- **YOUR OBJECTIVE**:
Below are some records. Copy every line in them that holds "comments".

- **EXERCISE INPUTS**:
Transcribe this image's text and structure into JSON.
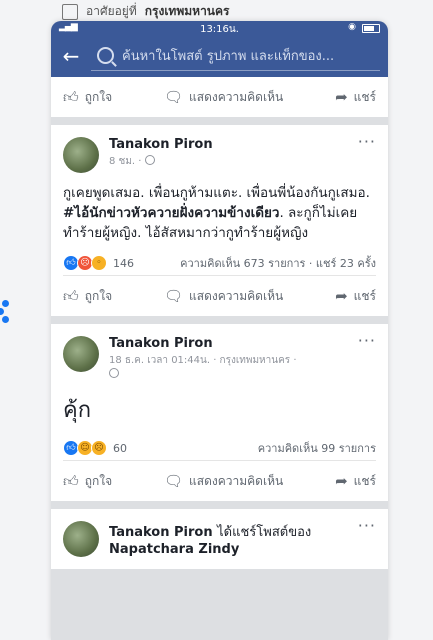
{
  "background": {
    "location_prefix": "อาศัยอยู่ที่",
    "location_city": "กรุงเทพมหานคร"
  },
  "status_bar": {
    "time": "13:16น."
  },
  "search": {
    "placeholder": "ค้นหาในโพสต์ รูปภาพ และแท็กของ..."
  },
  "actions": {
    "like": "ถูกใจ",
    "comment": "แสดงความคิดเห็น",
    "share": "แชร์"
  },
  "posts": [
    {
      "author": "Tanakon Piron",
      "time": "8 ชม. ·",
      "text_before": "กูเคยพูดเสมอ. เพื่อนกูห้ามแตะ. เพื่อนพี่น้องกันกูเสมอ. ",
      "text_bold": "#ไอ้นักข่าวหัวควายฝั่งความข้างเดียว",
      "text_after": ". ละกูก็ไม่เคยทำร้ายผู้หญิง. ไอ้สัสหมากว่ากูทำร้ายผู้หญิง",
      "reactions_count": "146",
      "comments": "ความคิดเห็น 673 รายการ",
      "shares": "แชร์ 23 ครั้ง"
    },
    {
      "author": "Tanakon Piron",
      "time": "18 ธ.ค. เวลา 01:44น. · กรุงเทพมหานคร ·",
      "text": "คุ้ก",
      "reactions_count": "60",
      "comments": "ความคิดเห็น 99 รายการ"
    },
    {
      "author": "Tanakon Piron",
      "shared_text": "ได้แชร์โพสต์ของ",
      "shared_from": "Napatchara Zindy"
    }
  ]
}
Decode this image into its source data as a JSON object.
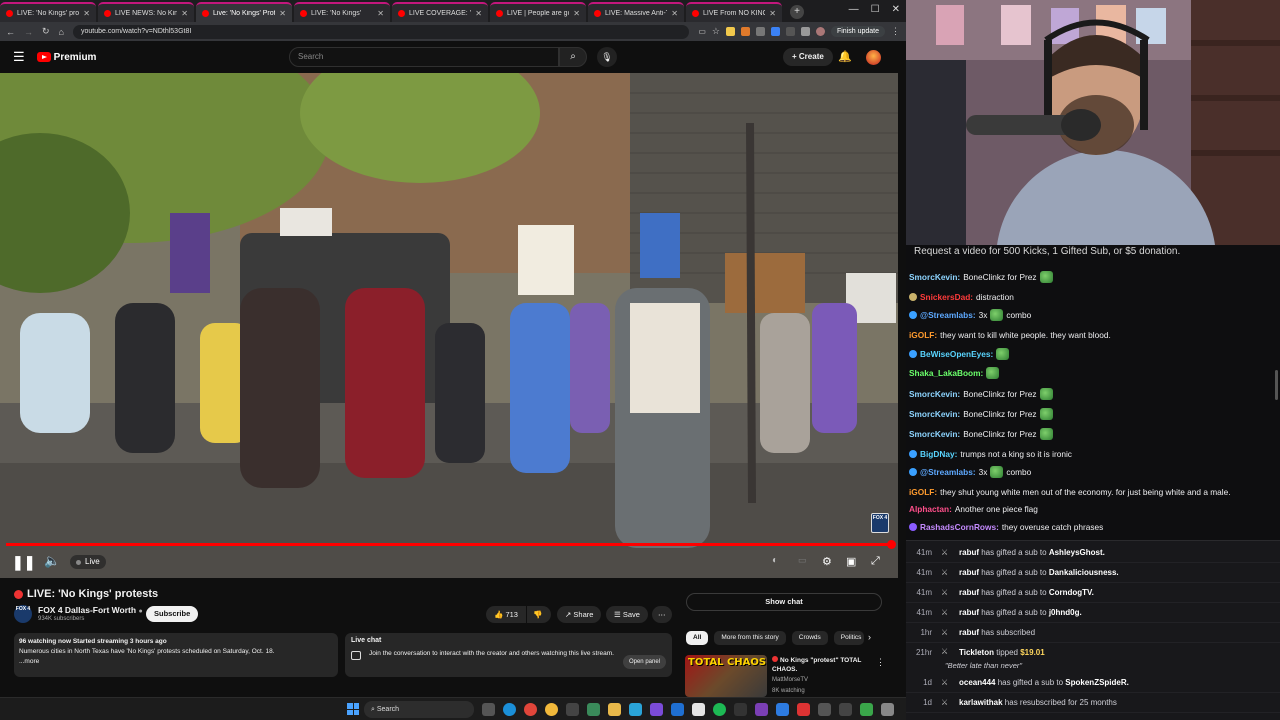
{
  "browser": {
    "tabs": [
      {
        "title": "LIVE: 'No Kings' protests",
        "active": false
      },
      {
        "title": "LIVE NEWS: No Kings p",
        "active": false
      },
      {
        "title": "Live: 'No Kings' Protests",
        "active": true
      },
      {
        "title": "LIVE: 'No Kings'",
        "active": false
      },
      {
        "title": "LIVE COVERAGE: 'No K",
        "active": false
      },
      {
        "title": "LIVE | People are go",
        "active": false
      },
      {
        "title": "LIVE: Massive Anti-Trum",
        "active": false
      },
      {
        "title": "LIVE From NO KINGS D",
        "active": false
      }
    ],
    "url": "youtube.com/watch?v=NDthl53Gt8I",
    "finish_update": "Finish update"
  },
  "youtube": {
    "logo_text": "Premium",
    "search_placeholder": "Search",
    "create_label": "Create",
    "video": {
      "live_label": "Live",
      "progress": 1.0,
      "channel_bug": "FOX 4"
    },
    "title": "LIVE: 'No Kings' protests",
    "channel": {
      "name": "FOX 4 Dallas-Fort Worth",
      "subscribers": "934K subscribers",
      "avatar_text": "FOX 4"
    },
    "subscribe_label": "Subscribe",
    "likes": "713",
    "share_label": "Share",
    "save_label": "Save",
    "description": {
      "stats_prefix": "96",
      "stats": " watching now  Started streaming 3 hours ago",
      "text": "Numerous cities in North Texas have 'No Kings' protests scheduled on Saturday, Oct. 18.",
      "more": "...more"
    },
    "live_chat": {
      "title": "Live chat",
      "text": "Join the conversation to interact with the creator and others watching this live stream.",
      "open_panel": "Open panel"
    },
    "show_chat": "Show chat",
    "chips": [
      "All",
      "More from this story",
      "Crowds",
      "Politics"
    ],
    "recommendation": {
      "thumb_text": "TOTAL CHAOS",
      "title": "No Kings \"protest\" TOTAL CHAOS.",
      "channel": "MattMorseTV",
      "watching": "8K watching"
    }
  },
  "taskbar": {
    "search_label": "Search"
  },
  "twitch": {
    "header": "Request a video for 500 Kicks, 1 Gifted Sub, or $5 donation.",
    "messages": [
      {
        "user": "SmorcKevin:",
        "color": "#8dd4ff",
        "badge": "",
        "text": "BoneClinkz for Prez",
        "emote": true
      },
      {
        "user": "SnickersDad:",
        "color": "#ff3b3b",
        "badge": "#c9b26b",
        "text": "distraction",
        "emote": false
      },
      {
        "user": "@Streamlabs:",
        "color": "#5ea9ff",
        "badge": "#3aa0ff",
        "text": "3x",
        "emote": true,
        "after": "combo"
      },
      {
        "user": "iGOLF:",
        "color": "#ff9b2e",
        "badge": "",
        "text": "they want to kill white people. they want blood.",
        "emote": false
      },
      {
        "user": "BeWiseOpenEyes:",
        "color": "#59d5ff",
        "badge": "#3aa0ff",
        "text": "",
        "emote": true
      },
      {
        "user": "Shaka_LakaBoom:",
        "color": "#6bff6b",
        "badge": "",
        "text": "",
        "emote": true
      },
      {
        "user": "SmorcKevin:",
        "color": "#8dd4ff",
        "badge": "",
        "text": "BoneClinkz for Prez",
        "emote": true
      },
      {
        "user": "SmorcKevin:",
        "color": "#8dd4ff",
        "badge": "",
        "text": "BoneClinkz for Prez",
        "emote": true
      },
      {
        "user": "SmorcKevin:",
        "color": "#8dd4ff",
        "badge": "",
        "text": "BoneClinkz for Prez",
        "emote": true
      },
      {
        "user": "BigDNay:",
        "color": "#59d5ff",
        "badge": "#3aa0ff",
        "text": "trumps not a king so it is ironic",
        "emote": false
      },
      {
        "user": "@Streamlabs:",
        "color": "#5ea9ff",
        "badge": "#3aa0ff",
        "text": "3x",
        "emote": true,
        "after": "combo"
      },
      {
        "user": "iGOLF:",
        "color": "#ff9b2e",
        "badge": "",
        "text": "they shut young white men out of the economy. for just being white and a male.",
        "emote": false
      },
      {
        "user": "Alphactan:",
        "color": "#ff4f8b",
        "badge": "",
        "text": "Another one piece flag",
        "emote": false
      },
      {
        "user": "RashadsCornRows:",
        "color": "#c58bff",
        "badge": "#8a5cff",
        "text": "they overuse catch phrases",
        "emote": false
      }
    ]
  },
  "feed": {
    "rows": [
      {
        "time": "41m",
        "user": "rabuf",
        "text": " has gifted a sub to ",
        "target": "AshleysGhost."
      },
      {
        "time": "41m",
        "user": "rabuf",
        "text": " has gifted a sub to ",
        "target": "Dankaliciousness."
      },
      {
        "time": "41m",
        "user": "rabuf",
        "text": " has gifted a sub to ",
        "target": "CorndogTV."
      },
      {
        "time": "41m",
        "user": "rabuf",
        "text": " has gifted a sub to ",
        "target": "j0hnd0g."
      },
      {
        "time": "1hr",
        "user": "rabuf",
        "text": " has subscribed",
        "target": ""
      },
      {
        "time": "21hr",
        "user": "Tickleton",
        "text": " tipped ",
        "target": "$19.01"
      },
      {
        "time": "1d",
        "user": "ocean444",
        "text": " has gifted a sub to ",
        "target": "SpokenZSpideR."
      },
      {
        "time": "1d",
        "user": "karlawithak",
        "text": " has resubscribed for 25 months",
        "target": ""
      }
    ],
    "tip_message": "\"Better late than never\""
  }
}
--
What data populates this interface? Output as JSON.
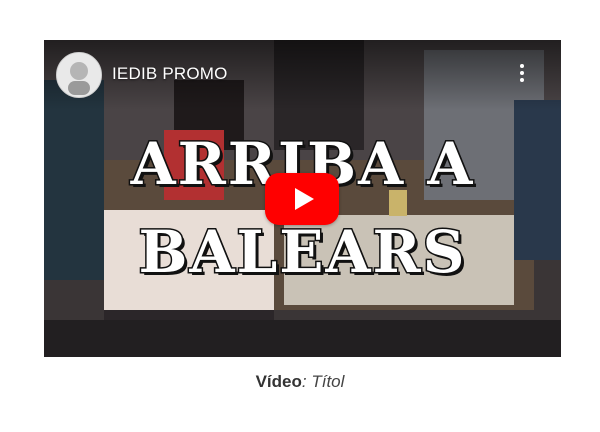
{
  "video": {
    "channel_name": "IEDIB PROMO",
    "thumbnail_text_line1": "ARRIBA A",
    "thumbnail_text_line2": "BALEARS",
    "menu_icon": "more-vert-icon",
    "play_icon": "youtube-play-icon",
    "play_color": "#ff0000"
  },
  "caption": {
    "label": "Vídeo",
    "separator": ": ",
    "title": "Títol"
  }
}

- **THE ANSWER**:
      "comments": "ความคิดเห็น 673 รายการ",
      "comments": "ความคิดเห็น 99 รายการ"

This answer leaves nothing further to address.